**Written task:** Reproduce each line bearing the word "JSON".

**Source data:**
----
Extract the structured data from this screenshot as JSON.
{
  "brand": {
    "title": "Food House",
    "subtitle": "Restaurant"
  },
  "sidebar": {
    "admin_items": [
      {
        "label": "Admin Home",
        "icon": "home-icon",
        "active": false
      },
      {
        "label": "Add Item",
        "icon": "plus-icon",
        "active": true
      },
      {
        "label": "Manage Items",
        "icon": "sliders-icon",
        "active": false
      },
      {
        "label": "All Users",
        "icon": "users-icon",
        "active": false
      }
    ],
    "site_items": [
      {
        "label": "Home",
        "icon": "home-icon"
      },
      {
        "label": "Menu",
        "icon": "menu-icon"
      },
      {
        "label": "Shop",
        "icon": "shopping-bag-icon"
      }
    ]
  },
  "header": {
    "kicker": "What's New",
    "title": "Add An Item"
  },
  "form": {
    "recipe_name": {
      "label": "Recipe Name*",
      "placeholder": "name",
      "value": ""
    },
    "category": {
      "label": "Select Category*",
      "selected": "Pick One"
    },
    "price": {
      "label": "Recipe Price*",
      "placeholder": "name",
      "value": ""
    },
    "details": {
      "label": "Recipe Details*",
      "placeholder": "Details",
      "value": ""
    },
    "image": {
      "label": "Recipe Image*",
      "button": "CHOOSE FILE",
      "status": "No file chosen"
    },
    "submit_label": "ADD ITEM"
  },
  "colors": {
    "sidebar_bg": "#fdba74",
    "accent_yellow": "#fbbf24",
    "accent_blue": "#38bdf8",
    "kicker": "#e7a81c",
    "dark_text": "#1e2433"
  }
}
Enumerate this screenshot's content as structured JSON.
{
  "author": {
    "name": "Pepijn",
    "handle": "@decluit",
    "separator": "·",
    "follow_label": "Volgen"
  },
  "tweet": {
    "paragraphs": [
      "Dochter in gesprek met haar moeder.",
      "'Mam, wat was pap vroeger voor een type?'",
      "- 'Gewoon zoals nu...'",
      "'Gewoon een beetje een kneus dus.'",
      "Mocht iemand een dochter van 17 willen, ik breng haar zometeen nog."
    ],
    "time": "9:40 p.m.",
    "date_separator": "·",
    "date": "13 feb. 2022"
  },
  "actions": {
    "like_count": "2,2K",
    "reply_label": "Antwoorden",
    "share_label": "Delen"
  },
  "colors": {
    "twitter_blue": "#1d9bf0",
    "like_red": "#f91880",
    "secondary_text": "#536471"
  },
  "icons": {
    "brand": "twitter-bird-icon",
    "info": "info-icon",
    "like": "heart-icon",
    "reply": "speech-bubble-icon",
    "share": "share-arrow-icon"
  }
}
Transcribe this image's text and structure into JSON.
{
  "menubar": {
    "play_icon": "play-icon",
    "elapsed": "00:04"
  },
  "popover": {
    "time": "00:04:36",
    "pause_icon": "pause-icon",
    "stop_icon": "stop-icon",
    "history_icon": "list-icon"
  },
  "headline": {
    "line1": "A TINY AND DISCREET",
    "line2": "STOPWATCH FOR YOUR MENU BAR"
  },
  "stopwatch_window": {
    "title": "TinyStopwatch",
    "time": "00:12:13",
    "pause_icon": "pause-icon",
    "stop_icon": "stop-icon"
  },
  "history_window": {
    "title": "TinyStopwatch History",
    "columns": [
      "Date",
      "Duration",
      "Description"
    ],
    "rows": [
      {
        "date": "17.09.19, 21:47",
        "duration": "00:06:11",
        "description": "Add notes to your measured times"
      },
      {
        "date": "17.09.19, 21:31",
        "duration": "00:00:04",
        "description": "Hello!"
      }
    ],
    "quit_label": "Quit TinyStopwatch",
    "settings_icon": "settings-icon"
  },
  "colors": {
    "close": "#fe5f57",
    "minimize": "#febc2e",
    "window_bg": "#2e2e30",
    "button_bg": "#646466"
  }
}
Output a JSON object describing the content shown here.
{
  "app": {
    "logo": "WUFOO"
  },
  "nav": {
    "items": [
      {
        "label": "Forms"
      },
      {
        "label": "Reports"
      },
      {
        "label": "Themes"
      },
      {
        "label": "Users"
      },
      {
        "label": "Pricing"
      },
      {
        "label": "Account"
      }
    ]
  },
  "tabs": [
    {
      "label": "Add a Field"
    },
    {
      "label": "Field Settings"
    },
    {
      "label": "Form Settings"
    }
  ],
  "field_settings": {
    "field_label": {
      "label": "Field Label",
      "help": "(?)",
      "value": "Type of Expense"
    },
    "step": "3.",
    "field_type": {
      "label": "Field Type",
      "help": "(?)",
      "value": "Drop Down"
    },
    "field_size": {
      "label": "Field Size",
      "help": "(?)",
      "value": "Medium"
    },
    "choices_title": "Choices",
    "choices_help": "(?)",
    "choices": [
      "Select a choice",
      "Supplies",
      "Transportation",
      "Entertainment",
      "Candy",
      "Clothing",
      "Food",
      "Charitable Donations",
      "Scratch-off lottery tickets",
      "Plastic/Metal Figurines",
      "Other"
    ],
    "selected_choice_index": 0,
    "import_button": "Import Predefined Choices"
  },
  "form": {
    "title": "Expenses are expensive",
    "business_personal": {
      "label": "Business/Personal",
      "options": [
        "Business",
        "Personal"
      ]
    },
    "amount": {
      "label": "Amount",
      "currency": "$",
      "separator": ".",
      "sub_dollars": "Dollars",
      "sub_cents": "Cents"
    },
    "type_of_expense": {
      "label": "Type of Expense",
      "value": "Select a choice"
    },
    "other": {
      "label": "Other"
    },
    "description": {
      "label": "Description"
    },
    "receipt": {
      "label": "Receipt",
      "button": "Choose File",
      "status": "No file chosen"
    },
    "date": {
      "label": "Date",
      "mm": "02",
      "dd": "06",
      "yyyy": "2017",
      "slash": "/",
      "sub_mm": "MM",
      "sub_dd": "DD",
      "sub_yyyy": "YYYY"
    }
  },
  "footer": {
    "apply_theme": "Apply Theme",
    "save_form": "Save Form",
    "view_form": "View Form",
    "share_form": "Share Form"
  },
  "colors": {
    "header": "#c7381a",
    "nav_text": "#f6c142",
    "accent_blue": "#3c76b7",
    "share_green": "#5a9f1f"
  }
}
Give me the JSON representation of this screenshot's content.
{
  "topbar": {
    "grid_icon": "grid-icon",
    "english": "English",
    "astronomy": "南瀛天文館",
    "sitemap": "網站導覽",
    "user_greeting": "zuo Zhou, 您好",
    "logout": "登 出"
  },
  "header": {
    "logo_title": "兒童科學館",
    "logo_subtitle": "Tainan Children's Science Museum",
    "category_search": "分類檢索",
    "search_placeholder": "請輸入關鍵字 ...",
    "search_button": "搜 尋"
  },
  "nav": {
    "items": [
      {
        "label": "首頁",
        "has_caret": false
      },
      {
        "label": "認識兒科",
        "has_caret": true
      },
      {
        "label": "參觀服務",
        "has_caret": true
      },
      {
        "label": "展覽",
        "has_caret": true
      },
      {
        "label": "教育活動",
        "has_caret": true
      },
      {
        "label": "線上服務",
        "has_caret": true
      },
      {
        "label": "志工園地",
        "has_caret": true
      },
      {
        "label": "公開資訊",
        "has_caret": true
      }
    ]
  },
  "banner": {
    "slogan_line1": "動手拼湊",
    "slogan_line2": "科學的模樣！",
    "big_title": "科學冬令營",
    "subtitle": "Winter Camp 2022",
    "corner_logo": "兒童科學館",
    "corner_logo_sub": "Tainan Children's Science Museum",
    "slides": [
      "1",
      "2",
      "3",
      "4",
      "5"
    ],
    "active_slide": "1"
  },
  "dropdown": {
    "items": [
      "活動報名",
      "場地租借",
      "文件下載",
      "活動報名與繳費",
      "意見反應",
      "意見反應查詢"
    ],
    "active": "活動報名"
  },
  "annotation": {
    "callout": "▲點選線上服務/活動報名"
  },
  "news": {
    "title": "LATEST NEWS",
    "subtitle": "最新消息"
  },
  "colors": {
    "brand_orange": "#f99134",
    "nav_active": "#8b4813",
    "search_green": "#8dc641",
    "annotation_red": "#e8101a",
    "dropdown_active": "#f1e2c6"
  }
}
----
**Solution:**
Extract the structured data from this screenshot as JSON.
Enumerate this screenshot's content as structured JSON.
Transcribe this image's text and structure into JSON.
Output a JSON object describing the content shown here.
Give me the JSON representation of this screenshot's content.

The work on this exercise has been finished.